__Data shown__
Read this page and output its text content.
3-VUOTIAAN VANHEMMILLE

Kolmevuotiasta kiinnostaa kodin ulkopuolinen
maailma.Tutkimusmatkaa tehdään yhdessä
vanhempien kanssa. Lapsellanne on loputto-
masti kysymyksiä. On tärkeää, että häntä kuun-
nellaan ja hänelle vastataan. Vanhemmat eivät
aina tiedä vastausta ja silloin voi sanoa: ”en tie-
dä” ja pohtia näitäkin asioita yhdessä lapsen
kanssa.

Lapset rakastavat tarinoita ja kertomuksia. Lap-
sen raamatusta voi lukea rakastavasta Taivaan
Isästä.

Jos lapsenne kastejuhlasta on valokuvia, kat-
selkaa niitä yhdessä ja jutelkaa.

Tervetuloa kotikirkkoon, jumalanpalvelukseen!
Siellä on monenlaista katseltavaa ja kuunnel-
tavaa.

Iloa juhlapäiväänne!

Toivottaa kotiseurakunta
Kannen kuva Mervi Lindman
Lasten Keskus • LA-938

__What needs to be done__
Copy all the entries verbatim.

__Response below__
Read this page and output its text content.
3-VUOTIAAN VANHEMMILLE

Kolmevuotiasta kiinnostaa kodin ulkopuolinen
maailma.Tutkimusmatkaa tehdään yhdessä
vanhempien kanssa. Lapsellanne on loputto-
masti kysymyksiä. On tärkeää, että häntä kuun-
nellaan ja hänelle vastataan. Vanhemmat eivät
aina tiedä vastausta ja silloin voi sanoa: ”en tie-
dä” ja pohtia näitäkin asioita yhdessä lapsen
kanssa.

Lapset rakastavat tarinoita ja kertomuksia. Lap-
sen raamatusta voi lukea rakastavasta Taivaan
Isästä.

Jos lapsenne kastejuhlasta on valokuvia, kat-
selkaa niitä yhdessä ja jutelkaa.

Tervetuloa kotikirkkoon, jumalanpalvelukseen!
Siellä on monenlaista katseltavaa ja kuunnel-
tavaa.

Iloa juhlapäiväänne!

Toivottaa kotiseurakunta
Kannen kuva Mervi Lindman
Lasten Keskus • LA-938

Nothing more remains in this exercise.